▶ **Records that describe figures**
_ _ _ _ _
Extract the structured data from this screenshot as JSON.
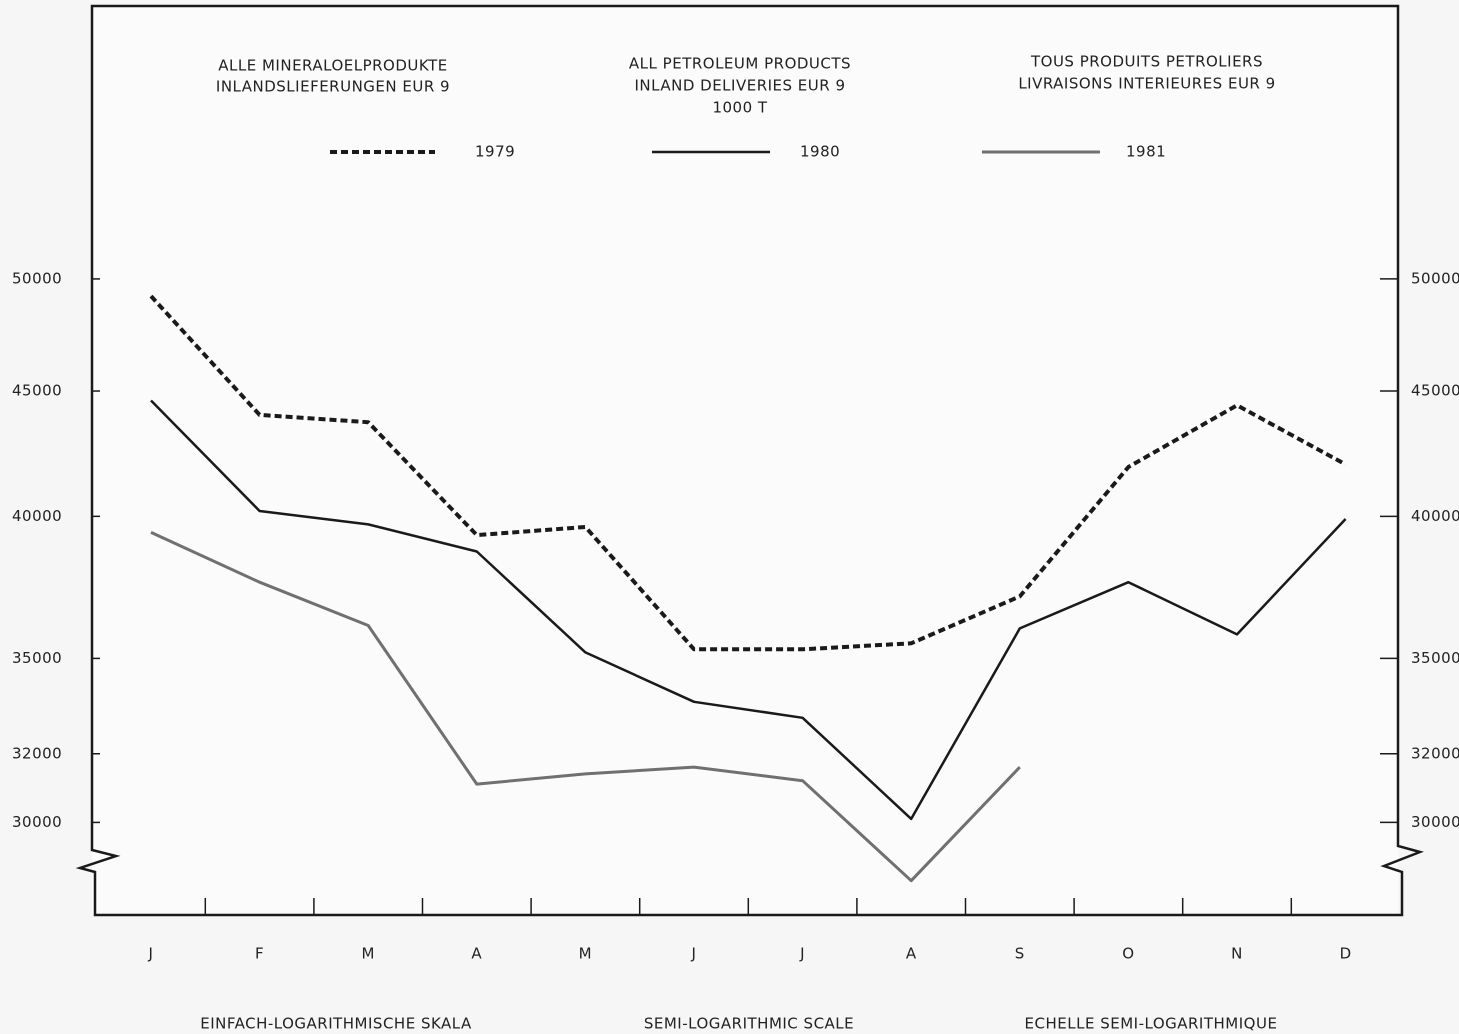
{
  "chart_data": {
    "type": "line",
    "headers": [
      [
        "ALLE MINERALOELPRODUKTE",
        "INLANDSLIEFERUNGEN EUR 9"
      ],
      [
        "ALL PETROLEUM PRODUCTS",
        "INLAND DELIVERIES EUR 9",
        "1000 T"
      ],
      [
        "TOUS PRODUITS PETROLIERS",
        "LIVRAISONS INTERIEURES EUR 9"
      ]
    ],
    "footers": [
      "EINFACH-LOGARITHMISCHE SKALA",
      "SEMI-LOGARITHMIC SCALE",
      "ECHELLE SEMI-LOGARITHMIQUE"
    ],
    "categories": [
      "J",
      "F",
      "M",
      "A",
      "M",
      "J",
      "J",
      "A",
      "S",
      "O",
      "N",
      "D"
    ],
    "series": [
      {
        "name": "1979",
        "color": "#1a1a1a",
        "dashed": true,
        "values": [
          49200,
          44000,
          43700,
          39300,
          39600,
          35300,
          35300,
          35500,
          37100,
          41900,
          44400,
          42000
        ]
      },
      {
        "name": "1980",
        "color": "#1a1a1a",
        "dashed": false,
        "values": [
          44600,
          40200,
          39700,
          38700,
          35200,
          33600,
          33100,
          30100,
          36000,
          37600,
          35800,
          39900
        ]
      },
      {
        "name": "1981",
        "color": "#707070",
        "dashed": false,
        "values": [
          39400,
          37600,
          36100,
          31100,
          31400,
          31600,
          31200,
          28400,
          31600,
          null,
          null,
          null
        ]
      }
    ],
    "yscale": "log",
    "ylim": [
      27500,
      64500
    ],
    "yticks": [
      30000,
      32000,
      35000,
      40000,
      45000,
      50000
    ],
    "y2lim": [
      27500,
      64500
    ],
    "y2ticks": [
      30000,
      32000,
      35000,
      40000,
      45000,
      50000
    ]
  }
}
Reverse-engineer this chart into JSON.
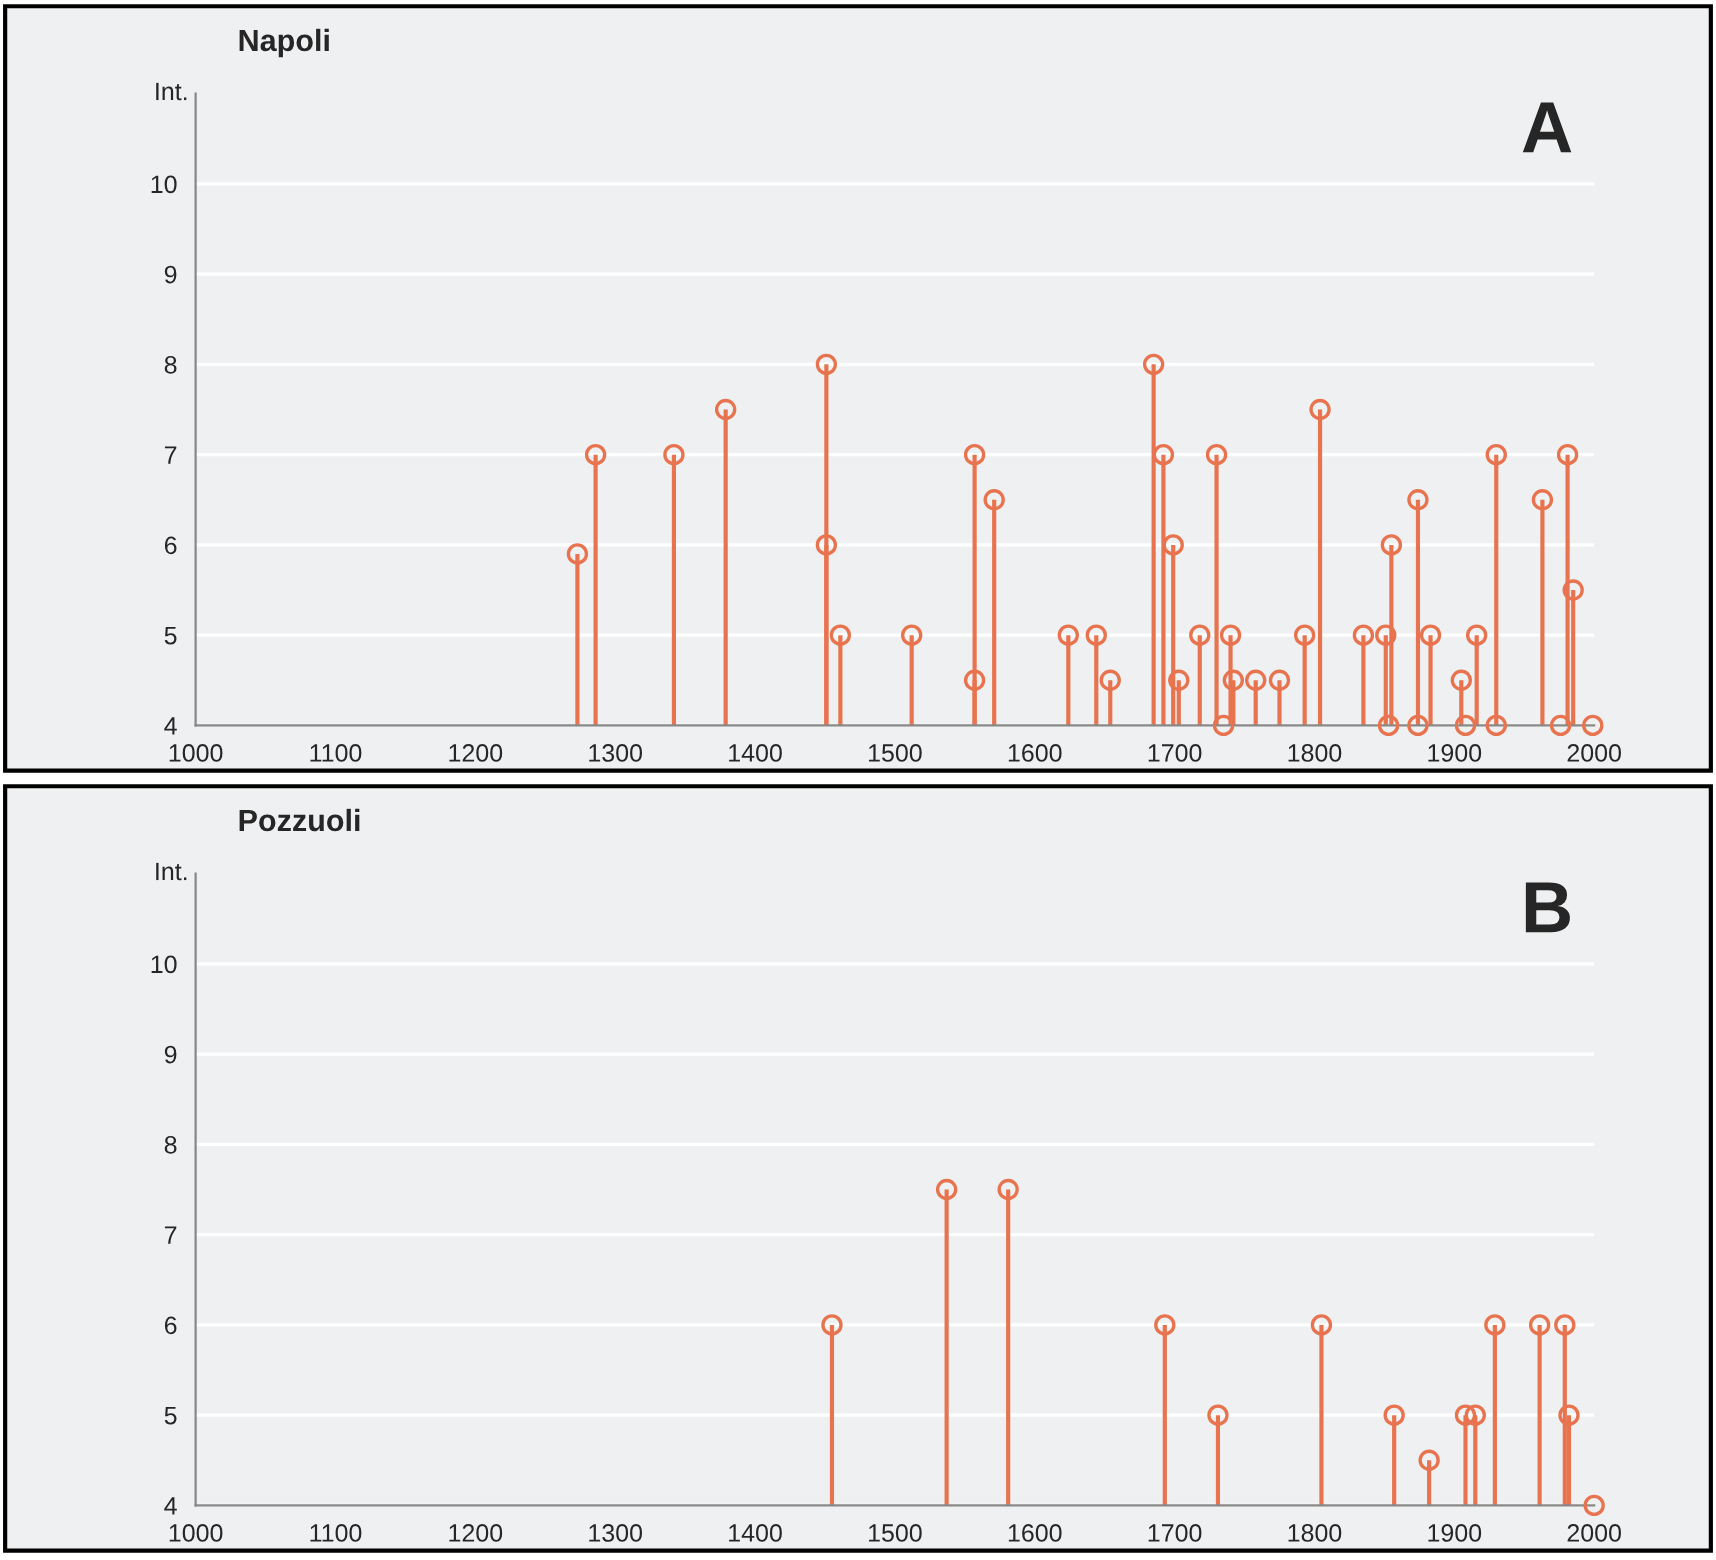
_ _ _ _ _
▶ **Prompt**
Every record above should come back exactly, but without its pictures.

▶ **Reply to the exercise**
Extract the structured data from this screenshot as JSON.
{
  "chart_data": {
    "type": "line",
    "headers": [
      [
        "ALLE MINERALOELPRODUKTE",
        "INLANDSLIEFERUNGEN EUR 9"
      ],
      [
        "ALL PETROLEUM PRODUCTS",
        "INLAND DELIVERIES EUR 9",
        "1000 T"
      ],
      [
        "TOUS PRODUITS PETROLIERS",
        "LIVRAISONS INTERIEURES EUR 9"
      ]
    ],
    "footers": [
      "EINFACH-LOGARITHMISCHE SKALA",
      "SEMI-LOGARITHMIC SCALE",
      "ECHELLE SEMI-LOGARITHMIQUE"
    ],
    "categories": [
      "J",
      "F",
      "M",
      "A",
      "M",
      "J",
      "J",
      "A",
      "S",
      "O",
      "N",
      "D"
    ],
    "series": [
      {
        "name": "1979",
        "color": "#1a1a1a",
        "dashed": true,
        "values": [
          49200,
          44000,
          43700,
          39300,
          39600,
          35300,
          35300,
          35500,
          37100,
          41900,
          44400,
          42000
        ]
      },
      {
        "name": "1980",
        "color": "#1a1a1a",
        "dashed": false,
        "values": [
          44600,
          40200,
          39700,
          38700,
          35200,
          33600,
          33100,
          30100,
          36000,
          37600,
          35800,
          39900
        ]
      },
      {
        "name": "1981",
        "color": "#707070",
        "dashed": false,
        "values": [
          39400,
          37600,
          36100,
          31100,
          31400,
          31600,
          31200,
          28400,
          31600,
          null,
          null,
          null
        ]
      }
    ],
    "yscale": "log",
    "ylim": [
      27500,
      64500
    ],
    "yticks": [
      30000,
      32000,
      35000,
      40000,
      45000,
      50000
    ],
    "y2lim": [
      27500,
      64500
    ],
    "y2ticks": [
      30000,
      32000,
      35000,
      40000,
      45000,
      50000
    ]
  }
}
Reverse-engineer this chart into JSON.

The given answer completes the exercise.